Records from a collection of figures:
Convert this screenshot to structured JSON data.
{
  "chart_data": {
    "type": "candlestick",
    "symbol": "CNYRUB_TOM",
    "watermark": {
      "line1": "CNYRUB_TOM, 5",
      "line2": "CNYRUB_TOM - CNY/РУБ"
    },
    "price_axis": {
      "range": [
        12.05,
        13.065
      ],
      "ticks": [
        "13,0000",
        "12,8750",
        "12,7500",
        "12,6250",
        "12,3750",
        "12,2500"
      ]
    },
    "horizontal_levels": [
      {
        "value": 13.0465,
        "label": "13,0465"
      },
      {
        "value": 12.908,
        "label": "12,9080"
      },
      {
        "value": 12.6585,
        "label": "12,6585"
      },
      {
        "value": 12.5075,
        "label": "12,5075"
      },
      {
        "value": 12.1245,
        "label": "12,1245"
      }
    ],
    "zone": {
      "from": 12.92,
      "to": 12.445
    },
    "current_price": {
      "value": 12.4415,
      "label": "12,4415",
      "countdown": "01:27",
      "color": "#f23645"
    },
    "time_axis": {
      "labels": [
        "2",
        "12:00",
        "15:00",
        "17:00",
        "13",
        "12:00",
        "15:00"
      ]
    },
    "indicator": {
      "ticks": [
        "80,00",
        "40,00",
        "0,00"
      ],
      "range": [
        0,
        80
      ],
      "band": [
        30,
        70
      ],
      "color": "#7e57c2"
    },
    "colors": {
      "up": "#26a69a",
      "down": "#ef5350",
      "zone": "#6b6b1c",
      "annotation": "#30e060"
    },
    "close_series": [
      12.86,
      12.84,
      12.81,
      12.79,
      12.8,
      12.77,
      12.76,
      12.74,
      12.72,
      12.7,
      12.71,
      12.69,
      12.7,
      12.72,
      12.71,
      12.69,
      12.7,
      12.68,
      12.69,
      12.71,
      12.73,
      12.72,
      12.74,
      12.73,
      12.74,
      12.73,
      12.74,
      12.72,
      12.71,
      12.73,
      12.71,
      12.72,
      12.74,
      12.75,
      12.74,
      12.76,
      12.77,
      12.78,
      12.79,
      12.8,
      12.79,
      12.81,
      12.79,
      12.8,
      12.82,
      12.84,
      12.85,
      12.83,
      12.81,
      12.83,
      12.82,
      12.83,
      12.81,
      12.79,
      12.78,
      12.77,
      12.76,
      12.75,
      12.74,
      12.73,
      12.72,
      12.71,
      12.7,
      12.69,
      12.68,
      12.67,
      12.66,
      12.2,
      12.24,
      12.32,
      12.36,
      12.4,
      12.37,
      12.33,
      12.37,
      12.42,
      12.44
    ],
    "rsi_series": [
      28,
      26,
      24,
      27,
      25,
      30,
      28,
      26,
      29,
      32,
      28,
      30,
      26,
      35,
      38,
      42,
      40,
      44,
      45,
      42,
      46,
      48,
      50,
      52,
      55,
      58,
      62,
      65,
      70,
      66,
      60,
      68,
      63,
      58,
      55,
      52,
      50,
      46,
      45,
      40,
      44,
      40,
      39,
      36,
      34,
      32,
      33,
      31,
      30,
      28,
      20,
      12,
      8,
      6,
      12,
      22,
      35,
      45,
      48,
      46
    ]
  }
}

▶ TASK INSTRUCTIONS
Quote every record above exactly.

▶ WORKED ANSWER
Convert this screenshot to structured JSON data.
{
  "chart_data": {
    "type": "candlestick",
    "symbol": "CNYRUB_TOM",
    "watermark": {
      "line1": "CNYRUB_TOM, 5",
      "line2": "CNYRUB_TOM - CNY/РУБ"
    },
    "price_axis": {
      "range": [
        12.05,
        13.065
      ],
      "ticks": [
        "13,0000",
        "12,8750",
        "12,7500",
        "12,6250",
        "12,3750",
        "12,2500"
      ]
    },
    "horizontal_levels": [
      {
        "value": 13.0465,
        "label": "13,0465"
      },
      {
        "value": 12.908,
        "label": "12,9080"
      },
      {
        "value": 12.6585,
        "label": "12,6585"
      },
      {
        "value": 12.5075,
        "label": "12,5075"
      },
      {
        "value": 12.1245,
        "label": "12,1245"
      }
    ],
    "zone": {
      "from": 12.92,
      "to": 12.445
    },
    "current_price": {
      "value": 12.4415,
      "label": "12,4415",
      "countdown": "01:27",
      "color": "#f23645"
    },
    "time_axis": {
      "labels": [
        "2",
        "12:00",
        "15:00",
        "17:00",
        "13",
        "12:00",
        "15:00"
      ]
    },
    "indicator": {
      "ticks": [
        "80,00",
        "40,00",
        "0,00"
      ],
      "range": [
        0,
        80
      ],
      "band": [
        30,
        70
      ],
      "color": "#7e57c2"
    },
    "colors": {
      "up": "#26a69a",
      "down": "#ef5350",
      "zone": "#6b6b1c",
      "annotation": "#30e060"
    },
    "close_series": [
      12.86,
      12.84,
      12.81,
      12.79,
      12.8,
      12.77,
      12.76,
      12.74,
      12.72,
      12.7,
      12.71,
      12.69,
      12.7,
      12.72,
      12.71,
      12.69,
      12.7,
      12.68,
      12.69,
      12.71,
      12.73,
      12.72,
      12.74,
      12.73,
      12.74,
      12.73,
      12.74,
      12.72,
      12.71,
      12.73,
      12.71,
      12.72,
      12.74,
      12.75,
      12.74,
      12.76,
      12.77,
      12.78,
      12.79,
      12.8,
      12.79,
      12.81,
      12.79,
      12.8,
      12.82,
      12.84,
      12.85,
      12.83,
      12.81,
      12.83,
      12.82,
      12.83,
      12.81,
      12.79,
      12.78,
      12.77,
      12.76,
      12.75,
      12.74,
      12.73,
      12.72,
      12.71,
      12.7,
      12.69,
      12.68,
      12.67,
      12.66,
      12.2,
      12.24,
      12.32,
      12.36,
      12.4,
      12.37,
      12.33,
      12.37,
      12.42,
      12.44
    ],
    "rsi_series": [
      28,
      26,
      24,
      27,
      25,
      30,
      28,
      26,
      29,
      32,
      28,
      30,
      26,
      35,
      38,
      42,
      40,
      44,
      45,
      42,
      46,
      48,
      50,
      52,
      55,
      58,
      62,
      65,
      70,
      66,
      60,
      68,
      63,
      58,
      55,
      52,
      50,
      46,
      45,
      40,
      44,
      40,
      39,
      36,
      34,
      32,
      33,
      31,
      30,
      28,
      20,
      12,
      8,
      6,
      12,
      22,
      35,
      45,
      48,
      46
    ]
  }
}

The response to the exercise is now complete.